Brief
Set down the full listing exactly, character for character.

....

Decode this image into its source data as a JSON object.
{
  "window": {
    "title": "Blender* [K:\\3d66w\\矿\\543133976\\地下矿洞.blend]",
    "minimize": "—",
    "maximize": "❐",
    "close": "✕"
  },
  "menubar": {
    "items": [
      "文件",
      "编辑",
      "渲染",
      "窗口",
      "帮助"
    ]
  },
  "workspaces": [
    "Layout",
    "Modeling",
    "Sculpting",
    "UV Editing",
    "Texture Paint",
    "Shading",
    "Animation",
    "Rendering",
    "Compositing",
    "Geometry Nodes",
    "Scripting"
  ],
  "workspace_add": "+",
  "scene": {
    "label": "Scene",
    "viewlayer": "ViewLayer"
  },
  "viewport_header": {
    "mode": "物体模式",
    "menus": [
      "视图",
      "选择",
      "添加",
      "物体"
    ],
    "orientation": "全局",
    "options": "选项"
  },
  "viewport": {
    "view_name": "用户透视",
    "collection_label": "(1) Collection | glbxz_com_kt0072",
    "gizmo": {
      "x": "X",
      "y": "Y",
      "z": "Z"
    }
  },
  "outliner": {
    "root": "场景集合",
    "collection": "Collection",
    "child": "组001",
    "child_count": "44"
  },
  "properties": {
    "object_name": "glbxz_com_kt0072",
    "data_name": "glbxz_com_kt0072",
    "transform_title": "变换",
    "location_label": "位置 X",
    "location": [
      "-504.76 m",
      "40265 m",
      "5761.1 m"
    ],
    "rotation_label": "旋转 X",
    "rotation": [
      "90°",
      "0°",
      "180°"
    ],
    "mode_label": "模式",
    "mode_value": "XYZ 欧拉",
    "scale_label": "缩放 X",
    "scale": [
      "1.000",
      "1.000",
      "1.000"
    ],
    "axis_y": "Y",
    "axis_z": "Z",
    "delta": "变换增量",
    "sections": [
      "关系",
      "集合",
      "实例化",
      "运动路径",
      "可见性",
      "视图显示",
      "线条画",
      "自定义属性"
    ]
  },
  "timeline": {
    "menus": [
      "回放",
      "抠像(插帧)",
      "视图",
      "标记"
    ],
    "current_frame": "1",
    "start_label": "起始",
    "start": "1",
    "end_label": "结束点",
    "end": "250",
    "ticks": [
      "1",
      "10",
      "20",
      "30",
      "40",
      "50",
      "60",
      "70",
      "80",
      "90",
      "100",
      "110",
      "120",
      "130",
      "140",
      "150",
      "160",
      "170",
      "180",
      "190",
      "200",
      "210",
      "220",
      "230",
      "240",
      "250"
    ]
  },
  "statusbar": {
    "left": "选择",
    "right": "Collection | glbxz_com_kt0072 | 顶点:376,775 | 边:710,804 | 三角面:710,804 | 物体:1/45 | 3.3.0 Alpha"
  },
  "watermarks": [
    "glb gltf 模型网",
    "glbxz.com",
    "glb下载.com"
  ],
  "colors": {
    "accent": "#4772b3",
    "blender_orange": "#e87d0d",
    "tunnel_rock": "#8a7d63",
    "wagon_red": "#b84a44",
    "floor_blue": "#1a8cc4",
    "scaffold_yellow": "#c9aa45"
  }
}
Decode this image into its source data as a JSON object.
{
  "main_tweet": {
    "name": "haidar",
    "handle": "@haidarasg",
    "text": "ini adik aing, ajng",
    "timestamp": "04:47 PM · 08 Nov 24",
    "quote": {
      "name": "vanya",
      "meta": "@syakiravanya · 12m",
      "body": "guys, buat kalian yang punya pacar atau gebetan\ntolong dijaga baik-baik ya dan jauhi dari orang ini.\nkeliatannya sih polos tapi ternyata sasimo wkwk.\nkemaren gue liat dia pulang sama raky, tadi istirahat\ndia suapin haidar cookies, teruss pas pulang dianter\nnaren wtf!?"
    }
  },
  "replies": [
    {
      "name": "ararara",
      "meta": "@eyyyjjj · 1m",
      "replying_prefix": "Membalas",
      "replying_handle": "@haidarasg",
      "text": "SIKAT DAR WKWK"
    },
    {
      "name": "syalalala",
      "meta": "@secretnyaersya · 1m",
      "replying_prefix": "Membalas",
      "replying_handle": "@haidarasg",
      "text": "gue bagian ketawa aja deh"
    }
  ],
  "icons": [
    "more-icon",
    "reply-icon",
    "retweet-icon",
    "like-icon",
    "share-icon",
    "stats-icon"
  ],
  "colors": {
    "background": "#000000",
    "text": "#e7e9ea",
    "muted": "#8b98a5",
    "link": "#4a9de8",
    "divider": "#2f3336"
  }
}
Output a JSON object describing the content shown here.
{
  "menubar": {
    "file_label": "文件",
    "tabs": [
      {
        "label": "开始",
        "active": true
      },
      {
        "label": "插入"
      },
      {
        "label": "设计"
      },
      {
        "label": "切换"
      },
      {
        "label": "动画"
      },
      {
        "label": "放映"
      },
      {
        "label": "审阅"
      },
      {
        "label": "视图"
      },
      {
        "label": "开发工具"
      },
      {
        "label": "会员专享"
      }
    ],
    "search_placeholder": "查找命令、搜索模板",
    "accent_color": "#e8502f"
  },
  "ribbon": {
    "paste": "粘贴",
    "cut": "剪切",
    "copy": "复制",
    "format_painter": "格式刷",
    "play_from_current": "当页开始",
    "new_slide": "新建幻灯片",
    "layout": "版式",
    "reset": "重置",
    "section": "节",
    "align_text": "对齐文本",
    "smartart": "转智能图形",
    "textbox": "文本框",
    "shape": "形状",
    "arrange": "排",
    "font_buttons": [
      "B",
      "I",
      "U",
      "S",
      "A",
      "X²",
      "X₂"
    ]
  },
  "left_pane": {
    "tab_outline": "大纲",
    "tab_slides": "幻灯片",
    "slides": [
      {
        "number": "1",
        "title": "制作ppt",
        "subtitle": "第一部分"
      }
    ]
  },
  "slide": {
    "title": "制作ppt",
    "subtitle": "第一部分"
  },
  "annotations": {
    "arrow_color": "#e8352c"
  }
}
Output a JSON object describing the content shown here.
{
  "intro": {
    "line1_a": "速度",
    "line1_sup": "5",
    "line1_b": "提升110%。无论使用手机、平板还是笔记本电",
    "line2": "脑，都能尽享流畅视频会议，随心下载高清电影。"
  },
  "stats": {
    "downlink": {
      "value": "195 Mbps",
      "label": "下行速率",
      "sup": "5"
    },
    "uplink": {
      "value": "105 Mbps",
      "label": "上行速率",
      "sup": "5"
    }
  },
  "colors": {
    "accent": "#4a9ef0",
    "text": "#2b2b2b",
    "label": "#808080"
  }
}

....

Solution to this task
Decode this image into its source data as a JSON object.
{
  "window": {
    "title": "Blender* [K:\\3d66w\\矿\\543133976\\地下矿洞.blend]",
    "minimize": "—",
    "maximize": "❐",
    "close": "✕"
  },
  "menubar": {
    "items": [
      "文件",
      "编辑",
      "渲染",
      "窗口",
      "帮助"
    ]
  },
  "workspaces": [
    "Layout",
    "Modeling",
    "Sculpting",
    "UV Editing",
    "Texture Paint",
    "Shading",
    "Animation",
    "Rendering",
    "Compositing",
    "Geometry Nodes",
    "Scripting"
  ],
  "workspace_add": "+",
  "scene": {
    "label": "Scene",
    "viewlayer": "ViewLayer"
  },
  "viewport_header": {
    "mode": "物体模式",
    "menus": [
      "视图",
      "选择",
      "添加",
      "物体"
    ],
    "orientation": "全局",
    "options": "选项"
  },
  "viewport": {
    "view_name": "用户透视",
    "collection_label": "(1) Collection | glbxz_com_kt0072",
    "gizmo": {
      "x": "X",
      "y": "Y",
      "z": "Z"
    }
  },
  "outliner": {
    "root": "场景集合",
    "collection": "Collection",
    "child": "组001",
    "child_count": "44"
  },
  "properties": {
    "object_name": "glbxz_com_kt0072",
    "data_name": "glbxz_com_kt0072",
    "transform_title": "变换",
    "location_label": "位置 X",
    "location": [
      "-504.76 m",
      "40265 m",
      "5761.1 m"
    ],
    "rotation_label": "旋转 X",
    "rotation": [
      "90°",
      "0°",
      "180°"
    ],
    "mode_label": "模式",
    "mode_value": "XYZ 欧拉",
    "scale_label": "缩放 X",
    "scale": [
      "1.000",
      "1.000",
      "1.000"
    ],
    "axis_y": "Y",
    "axis_z": "Z",
    "delta": "变换增量",
    "sections": [
      "关系",
      "集合",
      "实例化",
      "运动路径",
      "可见性",
      "视图显示",
      "线条画",
      "自定义属性"
    ]
  },
  "timeline": {
    "menus": [
      "回放",
      "抠像(插帧)",
      "视图",
      "标记"
    ],
    "current_frame": "1",
    "start_label": "起始",
    "start": "1",
    "end_label": "结束点",
    "end": "250",
    "ticks": [
      "1",
      "10",
      "20",
      "30",
      "40",
      "50",
      "60",
      "70",
      "80",
      "90",
      "100",
      "110",
      "120",
      "130",
      "140",
      "150",
      "160",
      "170",
      "180",
      "190",
      "200",
      "210",
      "220",
      "230",
      "240",
      "250"
    ]
  },
  "statusbar": {
    "left": "选择",
    "right": "Collection | glbxz_com_kt0072 | 顶点:376,775 | 边:710,804 | 三角面:710,804 | 物体:1/45 | 3.3.0 Alpha"
  },
  "watermarks": [
    "glb gltf 模型网",
    "glbxz.com",
    "glb下载.com"
  ],
  "colors": {
    "accent": "#4772b3",
    "blender_orange": "#e87d0d",
    "tunnel_rock": "#8a7d63",
    "wagon_red": "#b84a44",
    "floor_blue": "#1a8cc4",
    "scaffold_yellow": "#c9aa45"
  }
}
Decode this image into its source data as a JSON object.
{
  "main_tweet": {
    "name": "haidar",
    "handle": "@haidarasg",
    "text": "ini adik aing, ajng",
    "timestamp": "04:47 PM · 08 Nov 24",
    "quote": {
      "name": "vanya",
      "meta": "@syakiravanya · 12m",
      "body": "guys, buat kalian yang punya pacar atau gebetan\ntolong dijaga baik-baik ya dan jauhi dari orang ini.\nkeliatannya sih polos tapi ternyata sasimo wkwk.\nkemaren gue liat dia pulang sama raky, tadi istirahat\ndia suapin haidar cookies, teruss pas pulang dianter\nnaren wtf!?"
    }
  },
  "replies": [
    {
      "name": "ararara",
      "meta": "@eyyyjjj · 1m",
      "replying_prefix": "Membalas",
      "replying_handle": "@haidarasg",
      "text": "SIKAT DAR WKWK"
    },
    {
      "name": "syalalala",
      "meta": "@secretnyaersya · 1m",
      "replying_prefix": "Membalas",
      "replying_handle": "@haidarasg",
      "text": "gue bagian ketawa aja deh"
    }
  ],
  "icons": [
    "more-icon",
    "reply-icon",
    "retweet-icon",
    "like-icon",
    "share-icon",
    "stats-icon"
  ],
  "colors": {
    "background": "#000000",
    "text": "#e7e9ea",
    "muted": "#8b98a5",
    "link": "#4a9de8",
    "divider": "#2f3336"
  }
}
Output a JSON object describing the content shown here.
{
  "menubar": {
    "file_label": "文件",
    "tabs": [
      {
        "label": "开始",
        "active": true
      },
      {
        "label": "插入"
      },
      {
        "label": "设计"
      },
      {
        "label": "切换"
      },
      {
        "label": "动画"
      },
      {
        "label": "放映"
      },
      {
        "label": "审阅"
      },
      {
        "label": "视图"
      },
      {
        "label": "开发工具"
      },
      {
        "label": "会员专享"
      }
    ],
    "search_placeholder": "查找命令、搜索模板",
    "accent_color": "#e8502f"
  },
  "ribbon": {
    "paste": "粘贴",
    "cut": "剪切",
    "copy": "复制",
    "format_painter": "格式刷",
    "play_from_current": "当页开始",
    "new_slide": "新建幻灯片",
    "layout": "版式",
    "reset": "重置",
    "section": "节",
    "align_text": "对齐文本",
    "smartart": "转智能图形",
    "textbox": "文本框",
    "shape": "形状",
    "arrange": "排",
    "font_buttons": [
      "B",
      "I",
      "U",
      "S",
      "A",
      "X²",
      "X₂"
    ]
  },
  "left_pane": {
    "tab_outline": "大纲",
    "tab_slides": "幻灯片",
    "slides": [
      {
        "number": "1",
        "title": "制作ppt",
        "subtitle": "第一部分"
      }
    ]
  },
  "slide": {
    "title": "制作ppt",
    "subtitle": "第一部分"
  },
  "annotations": {
    "arrow_color": "#e8352c"
  }
}
Output a JSON object describing the content shown here.
{
  "intro": {
    "line1_a": "速度",
    "line1_sup": "5",
    "line1_b": "提升110%。无论使用手机、平板还是笔记本电",
    "line2": "脑，都能尽享流畅视频会议，随心下载高清电影。"
  },
  "stats": {
    "downlink": {
      "value": "195 Mbps",
      "label": "下行速率",
      "sup": "5"
    },
    "uplink": {
      "value": "105 Mbps",
      "label": "上行速率",
      "sup": "5"
    }
  },
  "colors": {
    "accent": "#4a9ef0",
    "text": "#2b2b2b",
    "label": "#808080"
  }
}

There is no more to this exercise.